**Goal:**
Don't copy the pictures; return every other part of the records exactly.
####
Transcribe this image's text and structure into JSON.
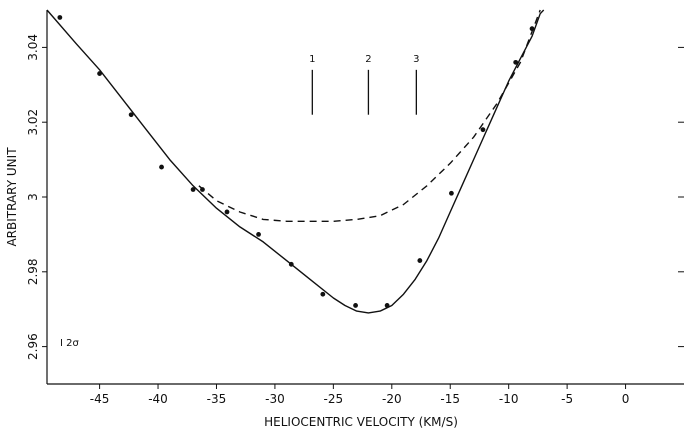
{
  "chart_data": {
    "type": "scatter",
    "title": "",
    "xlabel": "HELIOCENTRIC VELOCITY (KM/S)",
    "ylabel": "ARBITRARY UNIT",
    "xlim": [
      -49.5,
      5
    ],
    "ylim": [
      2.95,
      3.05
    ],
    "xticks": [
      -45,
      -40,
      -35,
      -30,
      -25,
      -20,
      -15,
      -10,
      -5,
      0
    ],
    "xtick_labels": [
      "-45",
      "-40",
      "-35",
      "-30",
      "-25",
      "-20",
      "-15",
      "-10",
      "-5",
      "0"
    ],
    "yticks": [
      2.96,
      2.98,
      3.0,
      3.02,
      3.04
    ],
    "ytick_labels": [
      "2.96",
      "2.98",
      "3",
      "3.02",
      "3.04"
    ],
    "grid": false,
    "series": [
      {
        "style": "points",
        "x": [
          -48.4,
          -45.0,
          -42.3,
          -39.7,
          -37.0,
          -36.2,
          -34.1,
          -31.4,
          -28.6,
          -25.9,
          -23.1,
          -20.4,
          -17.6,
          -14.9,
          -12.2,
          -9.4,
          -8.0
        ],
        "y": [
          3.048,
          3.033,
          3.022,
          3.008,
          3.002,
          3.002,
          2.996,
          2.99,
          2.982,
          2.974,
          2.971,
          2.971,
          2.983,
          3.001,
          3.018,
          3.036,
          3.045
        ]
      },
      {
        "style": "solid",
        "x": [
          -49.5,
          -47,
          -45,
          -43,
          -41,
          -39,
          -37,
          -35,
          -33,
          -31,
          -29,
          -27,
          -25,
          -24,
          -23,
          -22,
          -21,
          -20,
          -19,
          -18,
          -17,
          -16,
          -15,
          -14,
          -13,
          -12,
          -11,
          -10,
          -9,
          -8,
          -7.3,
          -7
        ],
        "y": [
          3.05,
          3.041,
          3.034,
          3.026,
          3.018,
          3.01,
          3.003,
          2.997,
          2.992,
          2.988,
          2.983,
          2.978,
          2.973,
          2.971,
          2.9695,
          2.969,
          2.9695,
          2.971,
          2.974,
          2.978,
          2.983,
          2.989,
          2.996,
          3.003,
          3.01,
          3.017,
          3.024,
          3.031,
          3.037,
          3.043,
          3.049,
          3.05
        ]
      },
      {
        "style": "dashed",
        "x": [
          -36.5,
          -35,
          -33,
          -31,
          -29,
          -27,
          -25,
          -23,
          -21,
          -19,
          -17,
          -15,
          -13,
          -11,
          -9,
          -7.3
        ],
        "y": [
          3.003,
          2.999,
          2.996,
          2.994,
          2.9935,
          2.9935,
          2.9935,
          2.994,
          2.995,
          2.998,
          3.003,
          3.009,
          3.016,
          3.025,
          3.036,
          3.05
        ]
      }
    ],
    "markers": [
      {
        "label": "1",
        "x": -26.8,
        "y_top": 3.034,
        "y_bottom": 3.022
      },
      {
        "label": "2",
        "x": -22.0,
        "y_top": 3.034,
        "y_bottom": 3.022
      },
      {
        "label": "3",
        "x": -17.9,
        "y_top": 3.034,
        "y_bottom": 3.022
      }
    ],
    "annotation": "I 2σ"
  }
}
####
**Result for this exercise:**
Transcribe this image's text and structure into JSON.
{
  "chart_data": {
    "type": "scatter",
    "title": "",
    "xlabel": "HELIOCENTRIC VELOCITY (KM/S)",
    "ylabel": "ARBITRARY UNIT",
    "xlim": [
      -49.5,
      5
    ],
    "ylim": [
      2.95,
      3.05
    ],
    "xticks": [
      -45,
      -40,
      -35,
      -30,
      -25,
      -20,
      -15,
      -10,
      -5,
      0
    ],
    "xtick_labels": [
      "-45",
      "-40",
      "-35",
      "-30",
      "-25",
      "-20",
      "-15",
      "-10",
      "-5",
      "0"
    ],
    "yticks": [
      2.96,
      2.98,
      3.0,
      3.02,
      3.04
    ],
    "ytick_labels": [
      "2.96",
      "2.98",
      "3",
      "3.02",
      "3.04"
    ],
    "grid": false,
    "series": [
      {
        "style": "points",
        "x": [
          -48.4,
          -45.0,
          -42.3,
          -39.7,
          -37.0,
          -36.2,
          -34.1,
          -31.4,
          -28.6,
          -25.9,
          -23.1,
          -20.4,
          -17.6,
          -14.9,
          -12.2,
          -9.4,
          -8.0
        ],
        "y": [
          3.048,
          3.033,
          3.022,
          3.008,
          3.002,
          3.002,
          2.996,
          2.99,
          2.982,
          2.974,
          2.971,
          2.971,
          2.983,
          3.001,
          3.018,
          3.036,
          3.045
        ]
      },
      {
        "style": "solid",
        "x": [
          -49.5,
          -47,
          -45,
          -43,
          -41,
          -39,
          -37,
          -35,
          -33,
          -31,
          -29,
          -27,
          -25,
          -24,
          -23,
          -22,
          -21,
          -20,
          -19,
          -18,
          -17,
          -16,
          -15,
          -14,
          -13,
          -12,
          -11,
          -10,
          -9,
          -8,
          -7.3,
          -7
        ],
        "y": [
          3.05,
          3.041,
          3.034,
          3.026,
          3.018,
          3.01,
          3.003,
          2.997,
          2.992,
          2.988,
          2.983,
          2.978,
          2.973,
          2.971,
          2.9695,
          2.969,
          2.9695,
          2.971,
          2.974,
          2.978,
          2.983,
          2.989,
          2.996,
          3.003,
          3.01,
          3.017,
          3.024,
          3.031,
          3.037,
          3.043,
          3.049,
          3.05
        ]
      },
      {
        "style": "dashed",
        "x": [
          -36.5,
          -35,
          -33,
          -31,
          -29,
          -27,
          -25,
          -23,
          -21,
          -19,
          -17,
          -15,
          -13,
          -11,
          -9,
          -7.3
        ],
        "y": [
          3.003,
          2.999,
          2.996,
          2.994,
          2.9935,
          2.9935,
          2.9935,
          2.994,
          2.995,
          2.998,
          3.003,
          3.009,
          3.016,
          3.025,
          3.036,
          3.05
        ]
      }
    ],
    "markers": [
      {
        "label": "1",
        "x": -26.8,
        "y_top": 3.034,
        "y_bottom": 3.022
      },
      {
        "label": "2",
        "x": -22.0,
        "y_top": 3.034,
        "y_bottom": 3.022
      },
      {
        "label": "3",
        "x": -17.9,
        "y_top": 3.034,
        "y_bottom": 3.022
      }
    ],
    "annotation": "I 2σ"
  }
}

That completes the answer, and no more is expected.